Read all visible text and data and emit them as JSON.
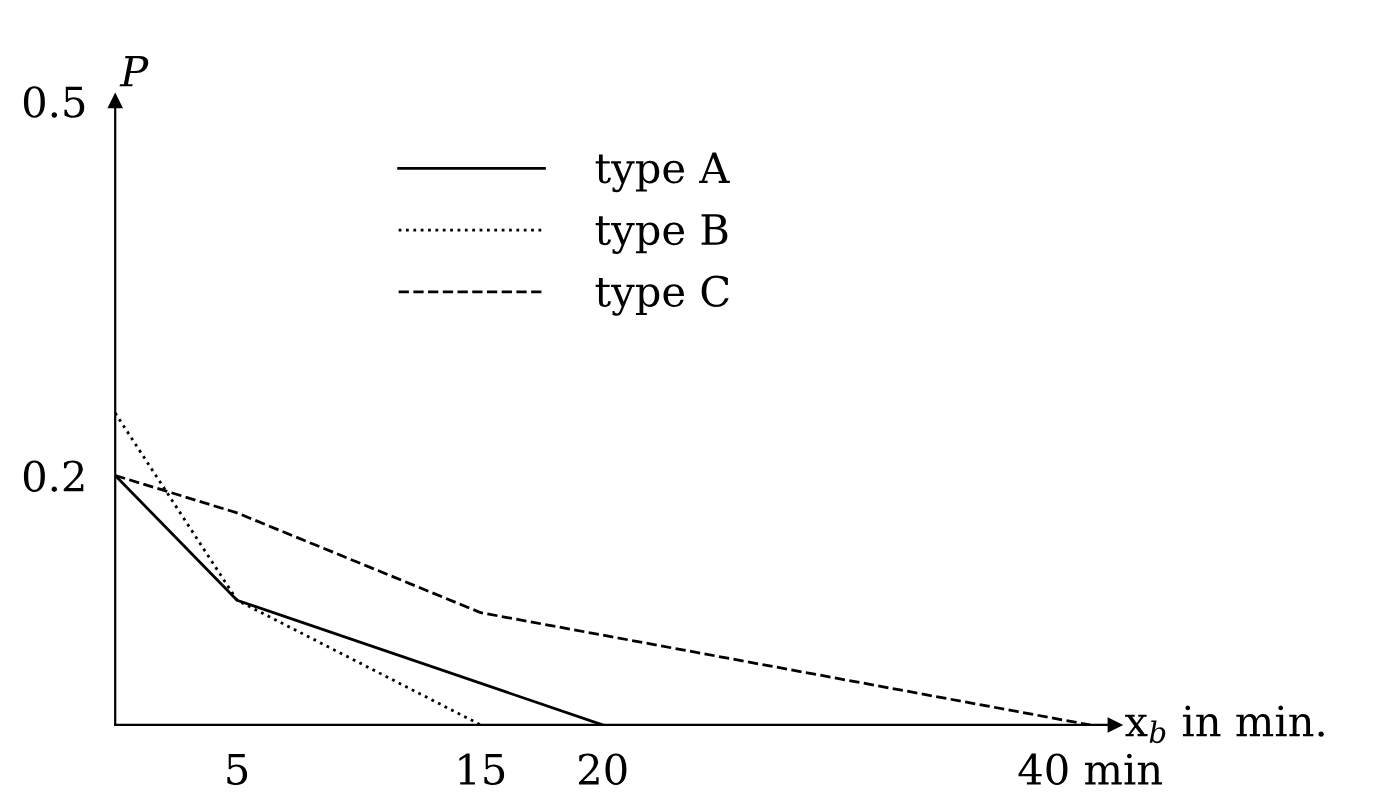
{
  "chart_data": {
    "type": "line",
    "xlabel": "x$_{b}$ in min.",
    "ylabel": "P",
    "xlim": [
      0,
      41
    ],
    "ylim": [
      0,
      0.5
    ],
    "xticks": [
      5,
      15,
      20,
      {
        "value": 40,
        "label": "40 min"
      }
    ],
    "yticks": [
      0.2,
      0.5
    ],
    "series": [
      {
        "name": "type A",
        "color": "#000000",
        "line_style": "solid",
        "x": [
          0,
          5,
          20
        ],
        "values": [
          0.2,
          0.1,
          0
        ]
      },
      {
        "name": "type B",
        "color": "#000000",
        "line_style": "dotted",
        "x": [
          0,
          5,
          15
        ],
        "values": [
          0.25,
          0.1,
          0
        ]
      },
      {
        "name": "type C",
        "color": "#000000",
        "line_style": "dashed",
        "x": [
          0,
          5,
          15,
          40
        ],
        "values": [
          0.2,
          0.17,
          0.09,
          0
        ]
      }
    ],
    "legend": "top",
    "grid": false,
    "marker": "none"
  }
}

REQUIRED WORK :: Copy every line above word for word and exclude the pictures.

FINISHED EXERCISE ::
Read all visible text and data and emit them as JSON.
{
  "chart_data": {
    "type": "line",
    "xlabel": "x$_{b}$ in min.",
    "ylabel": "P",
    "xlim": [
      0,
      41
    ],
    "ylim": [
      0,
      0.5
    ],
    "xticks": [
      5,
      15,
      20,
      {
        "value": 40,
        "label": "40 min"
      }
    ],
    "yticks": [
      0.2,
      0.5
    ],
    "series": [
      {
        "name": "type A",
        "color": "#000000",
        "line_style": "solid",
        "x": [
          0,
          5,
          20
        ],
        "values": [
          0.2,
          0.1,
          0
        ]
      },
      {
        "name": "type B",
        "color": "#000000",
        "line_style": "dotted",
        "x": [
          0,
          5,
          15
        ],
        "values": [
          0.25,
          0.1,
          0
        ]
      },
      {
        "name": "type C",
        "color": "#000000",
        "line_style": "dashed",
        "x": [
          0,
          5,
          15,
          40
        ],
        "values": [
          0.2,
          0.17,
          0.09,
          0
        ]
      }
    ],
    "legend": "top",
    "grid": false,
    "marker": "none"
  }
}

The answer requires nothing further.